**Supplied material**:
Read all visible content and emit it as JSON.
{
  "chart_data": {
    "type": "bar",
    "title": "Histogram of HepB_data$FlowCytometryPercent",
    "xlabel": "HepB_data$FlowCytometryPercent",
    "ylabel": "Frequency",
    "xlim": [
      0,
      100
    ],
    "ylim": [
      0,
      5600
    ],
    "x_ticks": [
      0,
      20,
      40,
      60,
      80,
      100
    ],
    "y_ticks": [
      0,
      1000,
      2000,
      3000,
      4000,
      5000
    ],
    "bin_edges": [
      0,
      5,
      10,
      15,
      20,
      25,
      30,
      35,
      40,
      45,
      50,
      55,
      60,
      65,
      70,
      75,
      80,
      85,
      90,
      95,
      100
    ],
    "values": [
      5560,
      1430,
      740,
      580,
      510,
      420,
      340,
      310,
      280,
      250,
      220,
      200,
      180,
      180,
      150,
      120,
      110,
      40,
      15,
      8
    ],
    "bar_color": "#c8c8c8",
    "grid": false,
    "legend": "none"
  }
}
---
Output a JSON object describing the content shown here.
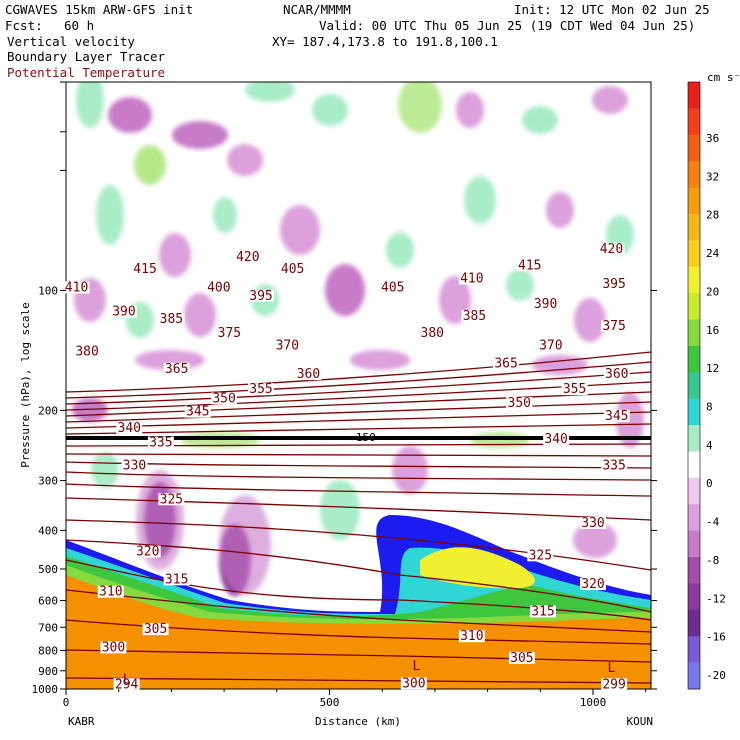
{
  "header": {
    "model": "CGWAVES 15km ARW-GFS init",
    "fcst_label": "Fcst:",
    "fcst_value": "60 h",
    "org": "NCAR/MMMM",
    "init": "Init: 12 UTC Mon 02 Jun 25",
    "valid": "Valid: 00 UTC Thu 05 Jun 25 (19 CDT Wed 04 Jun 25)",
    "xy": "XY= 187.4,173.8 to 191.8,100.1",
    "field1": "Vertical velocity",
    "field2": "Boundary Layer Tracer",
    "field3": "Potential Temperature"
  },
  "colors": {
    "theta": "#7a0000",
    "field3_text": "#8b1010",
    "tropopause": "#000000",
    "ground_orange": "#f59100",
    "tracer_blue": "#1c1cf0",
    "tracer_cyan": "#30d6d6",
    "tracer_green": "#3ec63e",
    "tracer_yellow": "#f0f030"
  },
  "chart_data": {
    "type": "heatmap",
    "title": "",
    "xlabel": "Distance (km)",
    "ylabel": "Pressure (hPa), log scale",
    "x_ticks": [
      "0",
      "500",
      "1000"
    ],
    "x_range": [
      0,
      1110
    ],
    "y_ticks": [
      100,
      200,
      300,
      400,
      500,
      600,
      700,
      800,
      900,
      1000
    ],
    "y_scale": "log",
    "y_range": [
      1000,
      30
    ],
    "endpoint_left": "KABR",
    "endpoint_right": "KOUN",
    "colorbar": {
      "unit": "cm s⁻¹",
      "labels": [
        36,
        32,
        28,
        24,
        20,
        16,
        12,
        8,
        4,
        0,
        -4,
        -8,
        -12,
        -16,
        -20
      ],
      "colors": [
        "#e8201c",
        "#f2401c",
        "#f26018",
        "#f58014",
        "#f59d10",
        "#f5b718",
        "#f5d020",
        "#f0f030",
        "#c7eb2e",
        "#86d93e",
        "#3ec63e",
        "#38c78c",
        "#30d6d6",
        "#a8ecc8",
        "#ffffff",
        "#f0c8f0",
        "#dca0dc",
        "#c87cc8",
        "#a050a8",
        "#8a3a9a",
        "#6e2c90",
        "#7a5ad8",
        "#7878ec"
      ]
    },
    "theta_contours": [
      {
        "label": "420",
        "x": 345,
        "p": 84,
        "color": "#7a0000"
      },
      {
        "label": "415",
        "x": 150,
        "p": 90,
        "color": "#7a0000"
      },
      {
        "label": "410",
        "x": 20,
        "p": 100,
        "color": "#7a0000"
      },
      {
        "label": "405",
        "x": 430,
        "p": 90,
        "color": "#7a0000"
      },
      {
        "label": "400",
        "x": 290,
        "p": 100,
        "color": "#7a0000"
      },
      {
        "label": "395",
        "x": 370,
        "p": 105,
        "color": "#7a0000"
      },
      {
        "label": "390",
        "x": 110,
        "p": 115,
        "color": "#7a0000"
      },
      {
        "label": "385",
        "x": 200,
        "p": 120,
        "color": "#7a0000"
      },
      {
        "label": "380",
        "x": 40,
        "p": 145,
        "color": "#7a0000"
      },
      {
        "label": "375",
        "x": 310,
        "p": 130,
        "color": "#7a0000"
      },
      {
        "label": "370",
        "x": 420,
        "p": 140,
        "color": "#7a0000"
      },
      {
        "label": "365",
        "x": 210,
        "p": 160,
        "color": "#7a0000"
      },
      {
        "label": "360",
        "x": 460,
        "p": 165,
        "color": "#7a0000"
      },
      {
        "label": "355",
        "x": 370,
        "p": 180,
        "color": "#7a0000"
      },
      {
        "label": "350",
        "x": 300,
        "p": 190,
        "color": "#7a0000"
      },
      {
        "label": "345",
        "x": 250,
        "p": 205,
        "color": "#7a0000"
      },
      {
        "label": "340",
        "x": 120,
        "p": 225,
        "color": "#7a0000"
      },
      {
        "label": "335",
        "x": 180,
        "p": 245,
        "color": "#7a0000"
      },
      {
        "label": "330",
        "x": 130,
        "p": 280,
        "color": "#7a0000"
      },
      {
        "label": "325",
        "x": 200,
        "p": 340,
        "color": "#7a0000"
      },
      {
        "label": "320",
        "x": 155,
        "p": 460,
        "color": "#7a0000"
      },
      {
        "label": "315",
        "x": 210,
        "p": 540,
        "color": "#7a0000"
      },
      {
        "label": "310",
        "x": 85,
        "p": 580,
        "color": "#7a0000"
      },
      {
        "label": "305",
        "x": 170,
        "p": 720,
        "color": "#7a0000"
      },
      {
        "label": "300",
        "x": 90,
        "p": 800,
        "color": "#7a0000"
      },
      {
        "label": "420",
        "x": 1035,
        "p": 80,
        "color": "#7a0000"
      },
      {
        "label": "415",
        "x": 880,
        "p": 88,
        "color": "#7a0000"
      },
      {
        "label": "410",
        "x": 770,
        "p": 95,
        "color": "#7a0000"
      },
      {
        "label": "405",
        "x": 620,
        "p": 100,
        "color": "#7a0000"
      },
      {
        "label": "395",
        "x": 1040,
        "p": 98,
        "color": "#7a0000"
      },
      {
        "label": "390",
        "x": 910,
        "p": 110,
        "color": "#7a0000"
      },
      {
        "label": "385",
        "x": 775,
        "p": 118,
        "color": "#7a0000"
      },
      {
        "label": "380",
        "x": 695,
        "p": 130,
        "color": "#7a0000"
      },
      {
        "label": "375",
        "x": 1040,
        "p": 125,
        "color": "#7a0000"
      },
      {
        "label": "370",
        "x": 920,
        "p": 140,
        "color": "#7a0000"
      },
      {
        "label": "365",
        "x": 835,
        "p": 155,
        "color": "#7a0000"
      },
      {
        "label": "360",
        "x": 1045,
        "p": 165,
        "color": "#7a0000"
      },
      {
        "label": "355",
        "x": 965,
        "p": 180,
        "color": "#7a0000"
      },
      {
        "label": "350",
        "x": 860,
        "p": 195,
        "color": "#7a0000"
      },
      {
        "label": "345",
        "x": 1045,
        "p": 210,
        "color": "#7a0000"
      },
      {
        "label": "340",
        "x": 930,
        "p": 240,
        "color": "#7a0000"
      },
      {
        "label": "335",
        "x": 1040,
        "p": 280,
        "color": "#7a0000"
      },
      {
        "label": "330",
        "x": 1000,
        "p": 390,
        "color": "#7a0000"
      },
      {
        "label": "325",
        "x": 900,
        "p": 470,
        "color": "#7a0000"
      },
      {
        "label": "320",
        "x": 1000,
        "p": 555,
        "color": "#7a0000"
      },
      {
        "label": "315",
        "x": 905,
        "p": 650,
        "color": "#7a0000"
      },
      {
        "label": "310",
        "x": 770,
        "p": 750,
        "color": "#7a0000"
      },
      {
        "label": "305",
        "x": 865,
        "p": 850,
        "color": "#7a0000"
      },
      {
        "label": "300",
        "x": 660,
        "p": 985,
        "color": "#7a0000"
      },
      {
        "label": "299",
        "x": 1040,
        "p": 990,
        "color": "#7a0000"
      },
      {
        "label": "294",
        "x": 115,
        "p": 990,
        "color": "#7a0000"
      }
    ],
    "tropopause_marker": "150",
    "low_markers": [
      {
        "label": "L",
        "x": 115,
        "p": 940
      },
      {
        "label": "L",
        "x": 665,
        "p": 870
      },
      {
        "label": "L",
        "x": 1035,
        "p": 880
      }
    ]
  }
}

**Set exercise**: Of the lines in this listing, report how many contain the string "xlabel", and give the number only.

**Worked solution**: 2